>> Begin

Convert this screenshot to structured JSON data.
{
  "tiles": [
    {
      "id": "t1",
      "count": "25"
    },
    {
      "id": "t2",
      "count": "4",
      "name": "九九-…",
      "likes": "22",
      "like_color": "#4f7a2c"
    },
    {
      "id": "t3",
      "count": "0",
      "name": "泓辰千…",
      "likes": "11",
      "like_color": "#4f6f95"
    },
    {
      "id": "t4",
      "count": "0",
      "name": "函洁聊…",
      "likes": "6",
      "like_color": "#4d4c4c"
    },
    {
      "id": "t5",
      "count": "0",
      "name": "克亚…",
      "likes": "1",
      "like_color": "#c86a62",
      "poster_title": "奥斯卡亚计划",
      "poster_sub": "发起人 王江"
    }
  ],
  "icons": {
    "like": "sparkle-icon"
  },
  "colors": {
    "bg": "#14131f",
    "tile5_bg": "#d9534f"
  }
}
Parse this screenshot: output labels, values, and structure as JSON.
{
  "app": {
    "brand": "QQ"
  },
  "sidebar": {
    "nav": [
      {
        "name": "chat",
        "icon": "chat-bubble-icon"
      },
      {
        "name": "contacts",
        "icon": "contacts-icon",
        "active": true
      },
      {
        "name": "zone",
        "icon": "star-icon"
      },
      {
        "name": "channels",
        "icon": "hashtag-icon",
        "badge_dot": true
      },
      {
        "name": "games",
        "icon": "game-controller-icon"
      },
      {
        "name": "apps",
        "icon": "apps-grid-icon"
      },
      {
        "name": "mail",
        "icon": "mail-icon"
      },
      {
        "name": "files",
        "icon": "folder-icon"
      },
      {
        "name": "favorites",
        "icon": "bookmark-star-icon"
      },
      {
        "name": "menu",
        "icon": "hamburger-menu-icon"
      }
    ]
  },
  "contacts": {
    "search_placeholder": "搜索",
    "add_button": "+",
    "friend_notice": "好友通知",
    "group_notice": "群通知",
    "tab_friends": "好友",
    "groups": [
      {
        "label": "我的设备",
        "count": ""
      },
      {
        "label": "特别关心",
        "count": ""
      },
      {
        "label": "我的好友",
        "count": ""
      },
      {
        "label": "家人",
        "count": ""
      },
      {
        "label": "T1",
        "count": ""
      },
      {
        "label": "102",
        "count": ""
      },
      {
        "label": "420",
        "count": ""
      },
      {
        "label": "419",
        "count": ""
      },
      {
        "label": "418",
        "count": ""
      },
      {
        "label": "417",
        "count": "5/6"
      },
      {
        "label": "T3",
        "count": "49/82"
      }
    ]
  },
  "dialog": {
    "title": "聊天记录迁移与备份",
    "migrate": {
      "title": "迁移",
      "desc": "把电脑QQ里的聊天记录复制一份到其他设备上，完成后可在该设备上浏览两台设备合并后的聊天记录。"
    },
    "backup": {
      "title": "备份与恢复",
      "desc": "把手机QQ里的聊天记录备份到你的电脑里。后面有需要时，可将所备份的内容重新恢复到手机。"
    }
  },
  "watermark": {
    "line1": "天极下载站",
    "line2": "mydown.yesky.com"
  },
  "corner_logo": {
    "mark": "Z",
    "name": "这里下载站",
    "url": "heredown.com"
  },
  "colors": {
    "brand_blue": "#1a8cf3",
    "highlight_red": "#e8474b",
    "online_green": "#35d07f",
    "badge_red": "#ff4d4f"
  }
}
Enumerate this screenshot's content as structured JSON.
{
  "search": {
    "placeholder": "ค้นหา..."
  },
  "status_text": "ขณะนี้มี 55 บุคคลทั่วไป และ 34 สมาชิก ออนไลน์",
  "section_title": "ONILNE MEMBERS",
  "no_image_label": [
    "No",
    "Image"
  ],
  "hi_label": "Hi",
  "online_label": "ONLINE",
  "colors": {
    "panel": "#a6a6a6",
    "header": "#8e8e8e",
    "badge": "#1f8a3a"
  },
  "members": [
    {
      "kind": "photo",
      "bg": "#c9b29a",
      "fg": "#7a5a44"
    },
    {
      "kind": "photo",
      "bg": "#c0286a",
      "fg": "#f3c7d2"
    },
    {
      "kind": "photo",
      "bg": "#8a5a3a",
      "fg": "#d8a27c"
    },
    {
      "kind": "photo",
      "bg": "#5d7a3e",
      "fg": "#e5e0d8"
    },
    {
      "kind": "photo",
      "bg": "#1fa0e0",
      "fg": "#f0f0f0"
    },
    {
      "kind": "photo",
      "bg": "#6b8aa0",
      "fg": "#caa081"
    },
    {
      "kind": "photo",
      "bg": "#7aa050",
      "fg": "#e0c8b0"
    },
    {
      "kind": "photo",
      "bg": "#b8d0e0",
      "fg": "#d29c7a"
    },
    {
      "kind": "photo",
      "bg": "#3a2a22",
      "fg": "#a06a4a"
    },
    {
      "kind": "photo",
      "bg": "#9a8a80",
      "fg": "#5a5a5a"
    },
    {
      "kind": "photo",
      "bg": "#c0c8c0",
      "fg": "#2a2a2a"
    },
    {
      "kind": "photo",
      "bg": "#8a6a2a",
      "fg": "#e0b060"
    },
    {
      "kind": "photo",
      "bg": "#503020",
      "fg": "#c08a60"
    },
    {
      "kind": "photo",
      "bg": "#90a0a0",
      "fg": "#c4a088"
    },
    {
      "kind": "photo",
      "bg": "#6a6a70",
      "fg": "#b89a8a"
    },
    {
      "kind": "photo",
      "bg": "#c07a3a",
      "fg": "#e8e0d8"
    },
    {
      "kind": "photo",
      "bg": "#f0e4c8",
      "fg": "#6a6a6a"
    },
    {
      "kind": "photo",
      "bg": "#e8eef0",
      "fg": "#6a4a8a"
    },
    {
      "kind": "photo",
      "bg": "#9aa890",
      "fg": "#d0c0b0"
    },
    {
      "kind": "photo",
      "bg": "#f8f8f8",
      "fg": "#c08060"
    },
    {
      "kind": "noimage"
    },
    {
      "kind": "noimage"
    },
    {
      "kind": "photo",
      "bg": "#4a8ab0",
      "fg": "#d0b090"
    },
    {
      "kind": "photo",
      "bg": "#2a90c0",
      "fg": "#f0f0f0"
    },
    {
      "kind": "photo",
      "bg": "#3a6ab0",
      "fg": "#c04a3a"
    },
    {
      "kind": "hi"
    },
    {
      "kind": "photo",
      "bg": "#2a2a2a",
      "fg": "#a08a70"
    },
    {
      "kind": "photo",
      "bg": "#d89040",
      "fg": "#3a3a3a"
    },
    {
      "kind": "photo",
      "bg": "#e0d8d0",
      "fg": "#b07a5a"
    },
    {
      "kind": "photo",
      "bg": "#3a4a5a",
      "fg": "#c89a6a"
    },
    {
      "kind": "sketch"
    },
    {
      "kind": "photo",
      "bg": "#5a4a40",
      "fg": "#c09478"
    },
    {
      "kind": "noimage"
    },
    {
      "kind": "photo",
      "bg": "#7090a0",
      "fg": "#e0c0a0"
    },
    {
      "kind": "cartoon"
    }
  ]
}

>> End

WHAT YOU WILL DO: Filter the listing above for the string "star" and copy every matching line.

SOLVED PROBLEM:
        "icon": "star-icon"
        "icon": "bookmark-star-icon"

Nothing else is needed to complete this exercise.